Task objective
Transcribe all the entries word for word, omitting any pictures they contain.
=== Information supplied ===
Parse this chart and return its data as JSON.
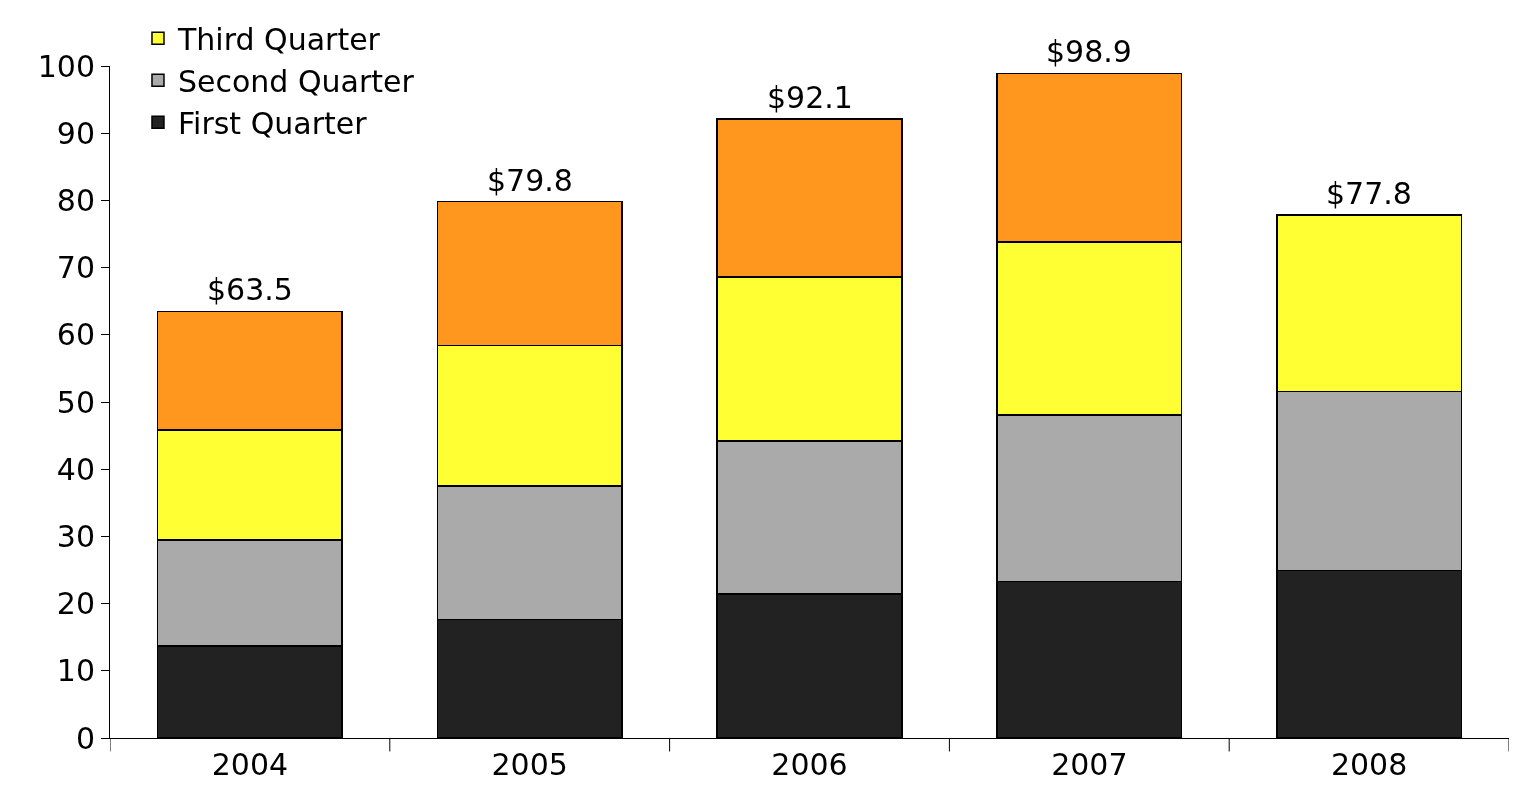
{
  "chart_data": {
    "type": "bar",
    "stacked": true,
    "categories": [
      "2004",
      "2005",
      "2006",
      "2007",
      "2008"
    ],
    "series": [
      {
        "name": "First Quarter",
        "color": "#222222",
        "values": [
          13.7,
          17.6,
          21.4,
          23.3,
          24.9
        ]
      },
      {
        "name": "Second Quarter",
        "color": "#aaaaaa",
        "values": [
          15.8,
          19.9,
          22.8,
          24.8,
          26.7
        ]
      },
      {
        "name": "Third Quarter",
        "color": "#ffff33",
        "values": [
          16.3,
          20.9,
          24.4,
          25.7,
          26.2
        ]
      },
      {
        "color": "#ff961e",
        "values": [
          17.7,
          21.4,
          23.5,
          25.1,
          null
        ]
      }
    ],
    "totals": [
      "$63.5",
      "$79.8",
      "$92.1",
      "$98.9",
      "$77.8"
    ],
    "ylim": [
      0,
      100
    ],
    "yticks": [
      0,
      10,
      20,
      30,
      40,
      50,
      60,
      70,
      80,
      90,
      100
    ],
    "legend": "top left"
  }
}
===
Answer to the task
Parse this chart and return its data as JSON.
{
  "chart_data": {
    "type": "bar",
    "stacked": true,
    "categories": [
      "2004",
      "2005",
      "2006",
      "2007",
      "2008"
    ],
    "series": [
      {
        "name": "First Quarter",
        "color": "#222222",
        "values": [
          13.7,
          17.6,
          21.4,
          23.3,
          24.9
        ]
      },
      {
        "name": "Second Quarter",
        "color": "#aaaaaa",
        "values": [
          15.8,
          19.9,
          22.8,
          24.8,
          26.7
        ]
      },
      {
        "name": "Third Quarter",
        "color": "#ffff33",
        "values": [
          16.3,
          20.9,
          24.4,
          25.7,
          26.2
        ]
      },
      {
        "color": "#ff961e",
        "values": [
          17.7,
          21.4,
          23.5,
          25.1,
          null
        ]
      }
    ],
    "totals": [
      "$63.5",
      "$79.8",
      "$92.1",
      "$98.9",
      "$77.8"
    ],
    "ylim": [
      0,
      100
    ],
    "yticks": [
      0,
      10,
      20,
      30,
      40,
      50,
      60,
      70,
      80,
      90,
      100
    ],
    "legend": "top left"
  }
}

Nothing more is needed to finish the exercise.